--- begin EXCERPTED RECORDS ---

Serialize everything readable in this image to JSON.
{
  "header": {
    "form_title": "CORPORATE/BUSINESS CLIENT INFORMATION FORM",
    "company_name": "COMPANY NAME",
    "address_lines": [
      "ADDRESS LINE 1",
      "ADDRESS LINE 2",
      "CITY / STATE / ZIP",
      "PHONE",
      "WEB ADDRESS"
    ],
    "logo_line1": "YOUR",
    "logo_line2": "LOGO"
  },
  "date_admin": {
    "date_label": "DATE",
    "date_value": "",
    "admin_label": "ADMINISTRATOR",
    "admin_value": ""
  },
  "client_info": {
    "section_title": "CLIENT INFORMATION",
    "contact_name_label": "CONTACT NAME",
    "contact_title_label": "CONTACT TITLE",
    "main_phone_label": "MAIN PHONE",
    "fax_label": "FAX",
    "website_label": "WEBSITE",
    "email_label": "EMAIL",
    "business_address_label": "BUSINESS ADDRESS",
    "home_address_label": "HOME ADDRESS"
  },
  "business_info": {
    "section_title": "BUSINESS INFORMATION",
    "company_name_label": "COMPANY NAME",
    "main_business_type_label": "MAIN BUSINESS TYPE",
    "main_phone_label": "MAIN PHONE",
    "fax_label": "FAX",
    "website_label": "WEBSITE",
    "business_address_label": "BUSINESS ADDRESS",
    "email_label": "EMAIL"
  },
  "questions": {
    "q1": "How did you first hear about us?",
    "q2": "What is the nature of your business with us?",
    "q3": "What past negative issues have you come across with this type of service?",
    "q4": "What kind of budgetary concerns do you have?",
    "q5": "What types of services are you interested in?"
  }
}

--- end EXCERPTED RECORDS ---

◆ **GIVEN REQUEST**
The records above should be repeated in full, exactly as given.

◆ **EXPECTED OUTPUT**
Serialize everything readable in this image to JSON.
{
  "header": {
    "form_title": "CORPORATE/BUSINESS CLIENT INFORMATION FORM",
    "company_name": "COMPANY NAME",
    "address_lines": [
      "ADDRESS LINE 1",
      "ADDRESS LINE 2",
      "CITY / STATE / ZIP",
      "PHONE",
      "WEB ADDRESS"
    ],
    "logo_line1": "YOUR",
    "logo_line2": "LOGO"
  },
  "date_admin": {
    "date_label": "DATE",
    "date_value": "",
    "admin_label": "ADMINISTRATOR",
    "admin_value": ""
  },
  "client_info": {
    "section_title": "CLIENT INFORMATION",
    "contact_name_label": "CONTACT NAME",
    "contact_title_label": "CONTACT TITLE",
    "main_phone_label": "MAIN PHONE",
    "fax_label": "FAX",
    "website_label": "WEBSITE",
    "email_label": "EMAIL",
    "business_address_label": "BUSINESS ADDRESS",
    "home_address_label": "HOME ADDRESS"
  },
  "business_info": {
    "section_title": "BUSINESS INFORMATION",
    "company_name_label": "COMPANY NAME",
    "main_business_type_label": "MAIN BUSINESS TYPE",
    "main_phone_label": "MAIN PHONE",
    "fax_label": "FAX",
    "website_label": "WEBSITE",
    "business_address_label": "BUSINESS ADDRESS",
    "email_label": "EMAIL"
  },
  "questions": {
    "q1": "How did you first hear about us?",
    "q2": "What is the nature of your business with us?",
    "q3": "What past negative issues have you come across with this type of service?",
    "q4": "What kind of budgetary concerns do you have?",
    "q5": "What types of services are you interested in?"
  }
}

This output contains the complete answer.